Extract every line where the string "this" appears.

---------------

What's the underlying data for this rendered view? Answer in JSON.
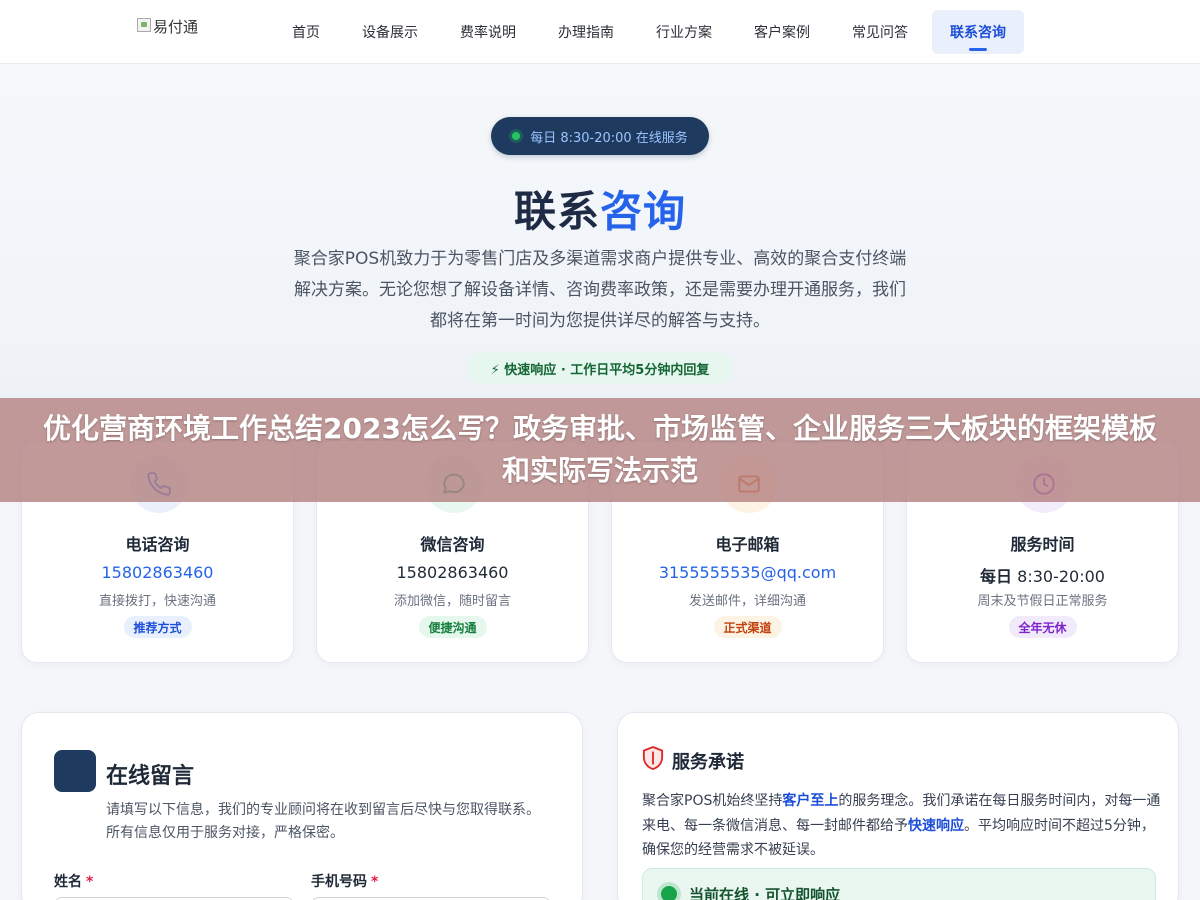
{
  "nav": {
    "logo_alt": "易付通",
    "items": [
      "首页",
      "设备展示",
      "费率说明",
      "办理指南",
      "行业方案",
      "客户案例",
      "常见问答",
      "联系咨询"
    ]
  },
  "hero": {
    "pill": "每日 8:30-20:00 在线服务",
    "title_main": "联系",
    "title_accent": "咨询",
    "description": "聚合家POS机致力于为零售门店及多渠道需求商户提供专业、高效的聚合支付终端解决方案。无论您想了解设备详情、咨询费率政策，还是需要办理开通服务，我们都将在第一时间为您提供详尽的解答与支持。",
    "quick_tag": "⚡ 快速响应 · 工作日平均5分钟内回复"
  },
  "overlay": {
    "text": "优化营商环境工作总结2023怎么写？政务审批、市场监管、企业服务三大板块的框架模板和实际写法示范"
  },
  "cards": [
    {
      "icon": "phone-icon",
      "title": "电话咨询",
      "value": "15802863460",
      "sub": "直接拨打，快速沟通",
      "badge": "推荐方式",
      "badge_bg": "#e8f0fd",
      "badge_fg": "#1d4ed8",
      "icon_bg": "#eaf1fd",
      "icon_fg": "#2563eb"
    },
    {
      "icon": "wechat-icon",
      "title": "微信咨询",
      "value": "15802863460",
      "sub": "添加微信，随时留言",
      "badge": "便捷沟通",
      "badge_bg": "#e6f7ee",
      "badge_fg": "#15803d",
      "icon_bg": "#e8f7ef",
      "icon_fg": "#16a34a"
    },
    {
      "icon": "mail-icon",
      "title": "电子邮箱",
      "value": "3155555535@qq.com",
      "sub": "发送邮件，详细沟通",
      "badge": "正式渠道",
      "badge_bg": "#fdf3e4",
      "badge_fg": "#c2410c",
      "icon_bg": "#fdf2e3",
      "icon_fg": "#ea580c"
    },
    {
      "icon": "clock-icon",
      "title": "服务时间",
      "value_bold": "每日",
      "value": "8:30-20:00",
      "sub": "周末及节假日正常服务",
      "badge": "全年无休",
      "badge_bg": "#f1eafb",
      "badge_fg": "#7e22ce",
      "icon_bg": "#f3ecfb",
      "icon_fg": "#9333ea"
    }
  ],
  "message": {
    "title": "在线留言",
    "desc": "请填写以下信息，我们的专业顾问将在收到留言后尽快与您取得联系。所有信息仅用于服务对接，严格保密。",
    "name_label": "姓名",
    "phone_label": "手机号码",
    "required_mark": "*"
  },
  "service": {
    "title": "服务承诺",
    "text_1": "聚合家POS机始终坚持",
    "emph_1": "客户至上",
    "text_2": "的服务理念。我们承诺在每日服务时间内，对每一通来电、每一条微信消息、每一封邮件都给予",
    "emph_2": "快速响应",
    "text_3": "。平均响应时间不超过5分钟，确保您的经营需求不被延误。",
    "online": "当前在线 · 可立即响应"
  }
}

---------------

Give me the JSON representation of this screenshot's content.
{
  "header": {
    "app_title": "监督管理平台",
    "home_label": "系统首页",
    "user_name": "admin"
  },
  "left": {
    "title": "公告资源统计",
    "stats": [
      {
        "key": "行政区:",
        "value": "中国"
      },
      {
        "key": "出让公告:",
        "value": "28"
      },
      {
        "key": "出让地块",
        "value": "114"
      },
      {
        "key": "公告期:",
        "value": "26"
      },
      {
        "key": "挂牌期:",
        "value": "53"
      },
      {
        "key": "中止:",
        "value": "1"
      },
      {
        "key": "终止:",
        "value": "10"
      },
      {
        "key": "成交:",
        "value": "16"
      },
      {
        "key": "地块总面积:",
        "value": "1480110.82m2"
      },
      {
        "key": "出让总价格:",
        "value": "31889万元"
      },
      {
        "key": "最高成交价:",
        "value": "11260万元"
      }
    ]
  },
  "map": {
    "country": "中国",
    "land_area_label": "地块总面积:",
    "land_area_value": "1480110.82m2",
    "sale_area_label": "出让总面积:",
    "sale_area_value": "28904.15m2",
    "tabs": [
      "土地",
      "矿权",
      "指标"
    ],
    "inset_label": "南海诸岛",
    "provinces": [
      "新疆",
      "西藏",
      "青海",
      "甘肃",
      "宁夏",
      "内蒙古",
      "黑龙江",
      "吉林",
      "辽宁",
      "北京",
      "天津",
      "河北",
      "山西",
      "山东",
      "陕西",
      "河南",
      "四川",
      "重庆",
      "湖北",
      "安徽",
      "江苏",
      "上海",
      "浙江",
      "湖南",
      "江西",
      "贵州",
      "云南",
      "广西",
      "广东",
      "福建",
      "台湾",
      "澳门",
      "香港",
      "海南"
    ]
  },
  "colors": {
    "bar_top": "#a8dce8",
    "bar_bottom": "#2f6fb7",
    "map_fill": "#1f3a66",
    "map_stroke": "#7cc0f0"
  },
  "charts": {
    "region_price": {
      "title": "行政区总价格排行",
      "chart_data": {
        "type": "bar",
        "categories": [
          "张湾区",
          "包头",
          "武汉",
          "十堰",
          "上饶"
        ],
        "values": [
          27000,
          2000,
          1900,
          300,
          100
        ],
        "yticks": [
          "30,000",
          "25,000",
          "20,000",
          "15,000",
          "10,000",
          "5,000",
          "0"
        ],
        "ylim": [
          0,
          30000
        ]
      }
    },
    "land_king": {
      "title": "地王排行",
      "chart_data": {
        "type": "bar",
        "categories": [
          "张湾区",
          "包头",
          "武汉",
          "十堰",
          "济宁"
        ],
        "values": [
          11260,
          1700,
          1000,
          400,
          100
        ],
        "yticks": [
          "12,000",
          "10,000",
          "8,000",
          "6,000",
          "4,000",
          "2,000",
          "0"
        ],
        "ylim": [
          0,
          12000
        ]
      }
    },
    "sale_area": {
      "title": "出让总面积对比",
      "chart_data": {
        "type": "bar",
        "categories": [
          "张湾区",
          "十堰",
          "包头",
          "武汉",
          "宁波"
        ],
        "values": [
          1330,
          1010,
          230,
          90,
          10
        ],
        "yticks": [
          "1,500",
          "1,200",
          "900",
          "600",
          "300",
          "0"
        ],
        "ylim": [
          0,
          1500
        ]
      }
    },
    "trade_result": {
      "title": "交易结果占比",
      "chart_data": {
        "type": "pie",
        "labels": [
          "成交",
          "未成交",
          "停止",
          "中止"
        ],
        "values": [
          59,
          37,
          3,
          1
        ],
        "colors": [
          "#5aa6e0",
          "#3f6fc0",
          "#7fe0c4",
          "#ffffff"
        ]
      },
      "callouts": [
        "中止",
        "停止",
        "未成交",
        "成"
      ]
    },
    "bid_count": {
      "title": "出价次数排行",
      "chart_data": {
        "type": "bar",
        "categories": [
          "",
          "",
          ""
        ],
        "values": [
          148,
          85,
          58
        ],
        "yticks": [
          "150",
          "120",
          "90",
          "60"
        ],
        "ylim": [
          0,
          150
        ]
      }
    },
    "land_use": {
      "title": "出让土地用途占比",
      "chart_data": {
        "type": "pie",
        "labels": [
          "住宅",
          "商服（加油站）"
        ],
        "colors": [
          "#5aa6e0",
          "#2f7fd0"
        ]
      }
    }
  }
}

---------------

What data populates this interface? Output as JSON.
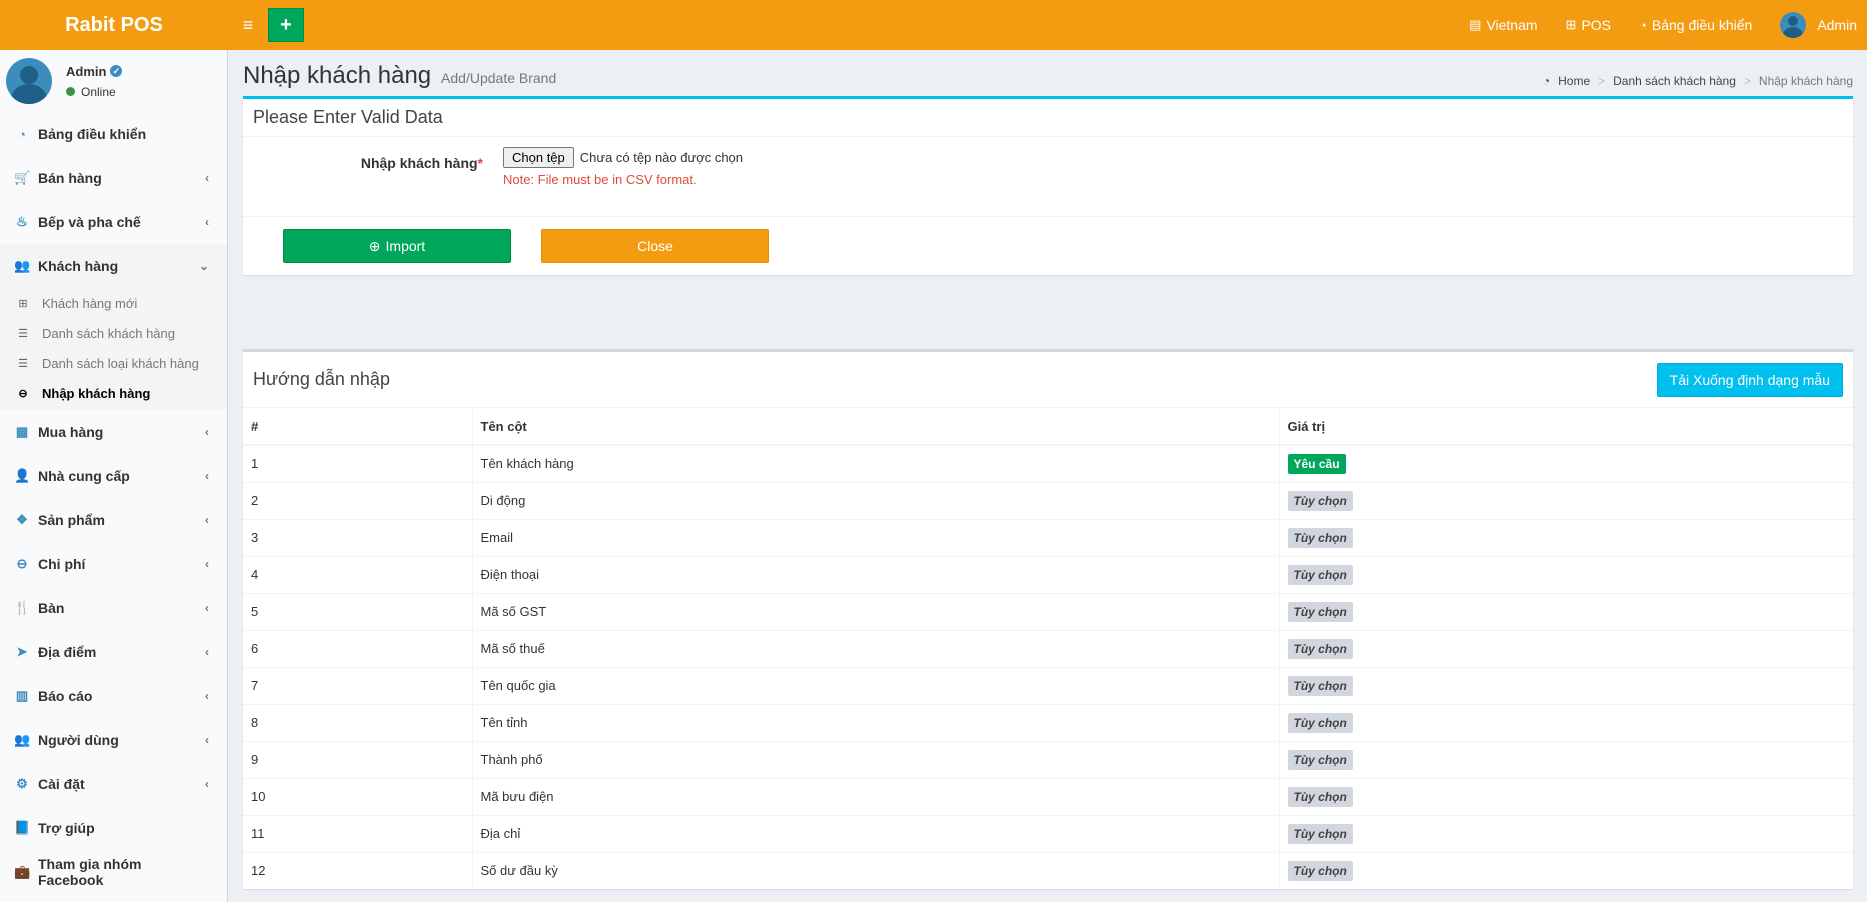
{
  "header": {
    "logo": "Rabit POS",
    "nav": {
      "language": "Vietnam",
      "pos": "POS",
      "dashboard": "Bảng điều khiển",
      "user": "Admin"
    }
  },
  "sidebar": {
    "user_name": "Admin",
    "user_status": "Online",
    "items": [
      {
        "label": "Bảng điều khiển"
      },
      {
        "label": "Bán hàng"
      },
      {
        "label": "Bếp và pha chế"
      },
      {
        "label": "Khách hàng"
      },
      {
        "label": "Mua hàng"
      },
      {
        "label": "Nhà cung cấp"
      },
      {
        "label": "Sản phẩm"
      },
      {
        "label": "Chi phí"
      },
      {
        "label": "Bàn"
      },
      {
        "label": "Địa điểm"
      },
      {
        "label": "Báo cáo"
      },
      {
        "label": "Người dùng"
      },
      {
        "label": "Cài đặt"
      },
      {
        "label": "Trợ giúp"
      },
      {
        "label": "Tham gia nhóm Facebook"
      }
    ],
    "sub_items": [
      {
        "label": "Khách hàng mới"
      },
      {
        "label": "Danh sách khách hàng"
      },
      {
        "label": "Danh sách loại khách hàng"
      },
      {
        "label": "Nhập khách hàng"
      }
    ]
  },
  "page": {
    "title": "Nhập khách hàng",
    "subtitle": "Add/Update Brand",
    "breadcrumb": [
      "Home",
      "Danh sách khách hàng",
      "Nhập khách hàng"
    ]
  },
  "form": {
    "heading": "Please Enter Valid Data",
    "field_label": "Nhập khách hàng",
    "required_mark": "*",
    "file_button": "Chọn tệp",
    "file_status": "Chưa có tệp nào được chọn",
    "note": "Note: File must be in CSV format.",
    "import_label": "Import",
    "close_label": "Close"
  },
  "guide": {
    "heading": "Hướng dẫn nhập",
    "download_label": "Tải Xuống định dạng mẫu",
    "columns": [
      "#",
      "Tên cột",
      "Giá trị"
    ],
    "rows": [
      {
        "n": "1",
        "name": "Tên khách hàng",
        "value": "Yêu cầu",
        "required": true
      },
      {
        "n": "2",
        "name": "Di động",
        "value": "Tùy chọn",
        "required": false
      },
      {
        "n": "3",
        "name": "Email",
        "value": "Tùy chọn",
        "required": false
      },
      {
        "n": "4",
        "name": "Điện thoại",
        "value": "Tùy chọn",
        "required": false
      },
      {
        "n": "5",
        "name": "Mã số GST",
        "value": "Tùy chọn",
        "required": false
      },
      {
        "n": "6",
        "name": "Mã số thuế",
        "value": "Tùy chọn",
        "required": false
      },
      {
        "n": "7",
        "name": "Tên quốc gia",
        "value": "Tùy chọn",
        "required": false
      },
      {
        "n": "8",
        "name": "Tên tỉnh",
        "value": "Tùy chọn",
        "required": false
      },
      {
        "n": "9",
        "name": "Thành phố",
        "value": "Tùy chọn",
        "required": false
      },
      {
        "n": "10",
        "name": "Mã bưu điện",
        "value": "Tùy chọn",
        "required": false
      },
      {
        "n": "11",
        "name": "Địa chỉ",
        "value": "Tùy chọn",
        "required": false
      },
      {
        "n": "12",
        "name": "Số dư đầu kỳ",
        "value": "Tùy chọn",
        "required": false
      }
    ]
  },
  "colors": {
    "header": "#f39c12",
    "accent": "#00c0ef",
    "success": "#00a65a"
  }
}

---------------

- _EXERCISE RESULT_
What's the underlying data for this rendered view? Answer in JSON.
Give me the JSON representation of this screenshot's content.
What data populates this interface? Output as JSON.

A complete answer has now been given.